* **Information given**
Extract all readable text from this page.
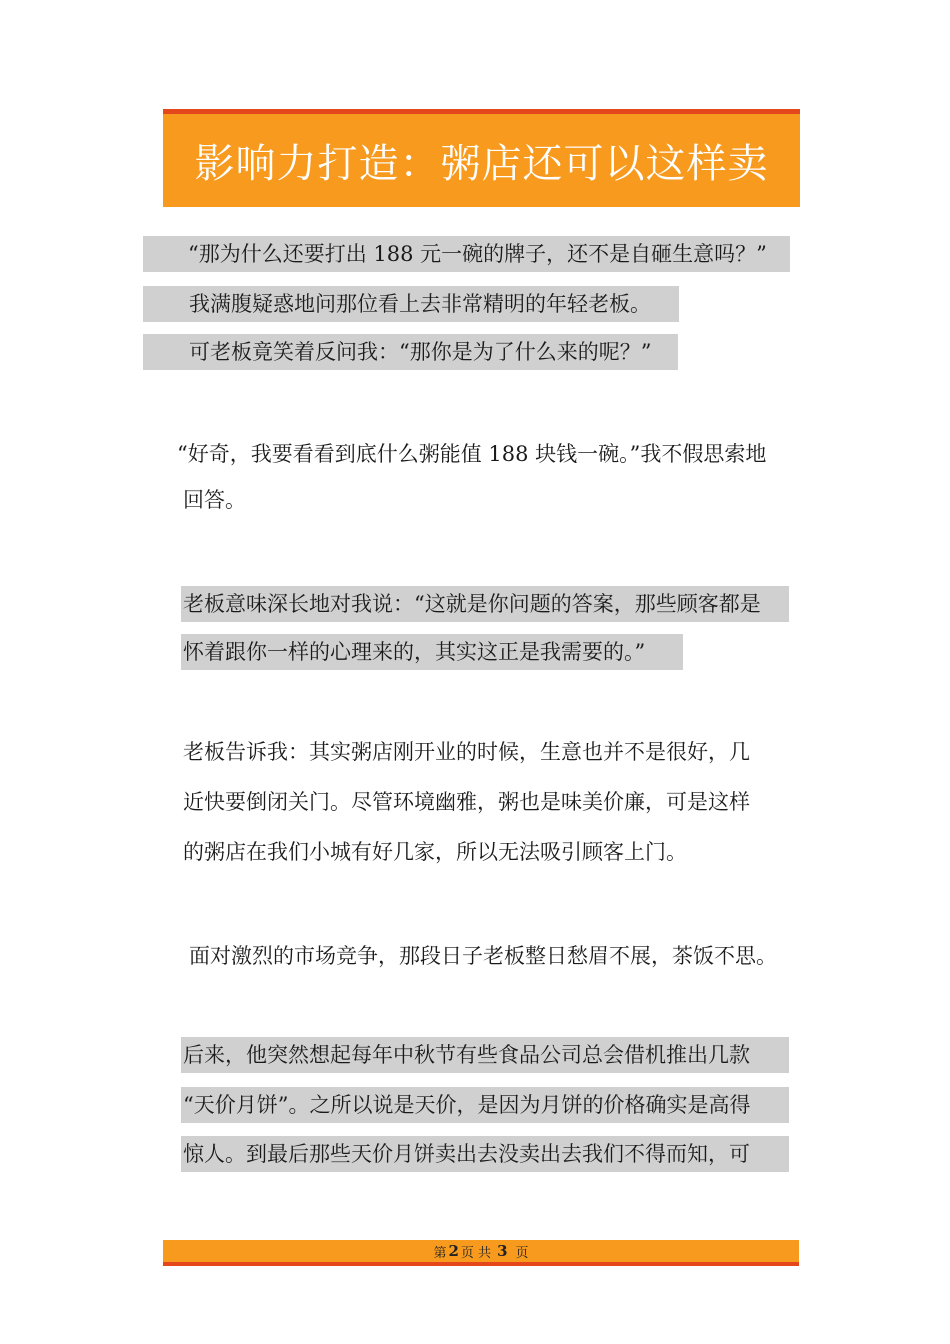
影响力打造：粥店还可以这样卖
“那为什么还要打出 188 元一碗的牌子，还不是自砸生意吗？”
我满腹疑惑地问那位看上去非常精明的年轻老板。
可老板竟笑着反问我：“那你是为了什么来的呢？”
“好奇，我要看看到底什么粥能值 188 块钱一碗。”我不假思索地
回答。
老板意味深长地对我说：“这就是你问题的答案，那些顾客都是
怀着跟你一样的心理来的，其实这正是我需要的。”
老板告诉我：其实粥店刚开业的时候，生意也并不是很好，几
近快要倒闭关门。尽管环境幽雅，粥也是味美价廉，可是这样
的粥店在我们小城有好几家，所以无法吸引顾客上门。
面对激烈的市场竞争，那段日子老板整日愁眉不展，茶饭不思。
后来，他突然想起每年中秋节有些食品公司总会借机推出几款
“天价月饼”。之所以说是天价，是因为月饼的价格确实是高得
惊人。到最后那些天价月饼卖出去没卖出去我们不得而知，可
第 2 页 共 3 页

--

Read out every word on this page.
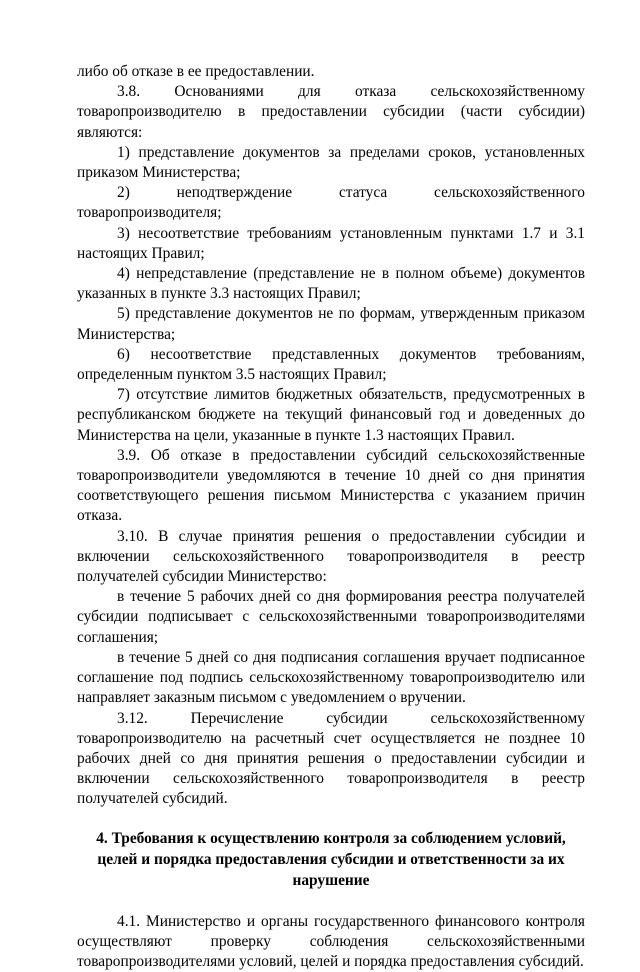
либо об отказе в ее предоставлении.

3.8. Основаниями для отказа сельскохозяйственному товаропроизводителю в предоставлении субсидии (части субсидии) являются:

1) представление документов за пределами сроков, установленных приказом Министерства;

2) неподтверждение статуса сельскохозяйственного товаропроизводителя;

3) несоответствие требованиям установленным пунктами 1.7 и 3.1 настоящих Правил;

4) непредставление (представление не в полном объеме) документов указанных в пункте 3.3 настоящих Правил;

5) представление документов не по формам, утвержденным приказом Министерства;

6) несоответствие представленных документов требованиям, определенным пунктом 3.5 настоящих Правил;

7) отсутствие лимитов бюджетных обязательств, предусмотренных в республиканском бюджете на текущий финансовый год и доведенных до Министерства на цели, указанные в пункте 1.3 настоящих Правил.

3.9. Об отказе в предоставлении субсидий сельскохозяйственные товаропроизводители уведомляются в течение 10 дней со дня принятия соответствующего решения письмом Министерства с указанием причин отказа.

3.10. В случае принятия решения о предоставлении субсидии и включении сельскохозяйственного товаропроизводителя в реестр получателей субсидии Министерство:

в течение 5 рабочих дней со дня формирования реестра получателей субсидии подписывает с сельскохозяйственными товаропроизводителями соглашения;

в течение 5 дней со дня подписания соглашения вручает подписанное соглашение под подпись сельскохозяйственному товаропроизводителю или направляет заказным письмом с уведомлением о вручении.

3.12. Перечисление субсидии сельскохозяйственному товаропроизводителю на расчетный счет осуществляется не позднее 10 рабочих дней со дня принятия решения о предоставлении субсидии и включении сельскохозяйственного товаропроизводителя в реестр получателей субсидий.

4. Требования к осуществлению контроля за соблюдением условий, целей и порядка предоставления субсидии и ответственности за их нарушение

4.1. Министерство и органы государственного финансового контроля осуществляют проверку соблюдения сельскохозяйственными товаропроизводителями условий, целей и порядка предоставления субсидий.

* **What to produce**
From the data above, copy each line that has the string "получателей".

* **Result**
3.10. В случае принятия решения о предоставлении субсидии и включении сельскохозяйственного товаропроизводителя в реестр получателей субсидии Министерство:
в течение 5 рабочих дней со дня формирования реестра получателей субсидии подписывает с сельскохозяйственными товаропроизводителями соглашения;
3.12. Перечисление субсидии сельскохозяйственному товаропроизводителю на расчетный счет осуществляется не позднее 10 рабочих дней со дня принятия решения о предоставлении субсидии и включении сельскохозяйственного товаропроизводителя в реестр получателей субсидий.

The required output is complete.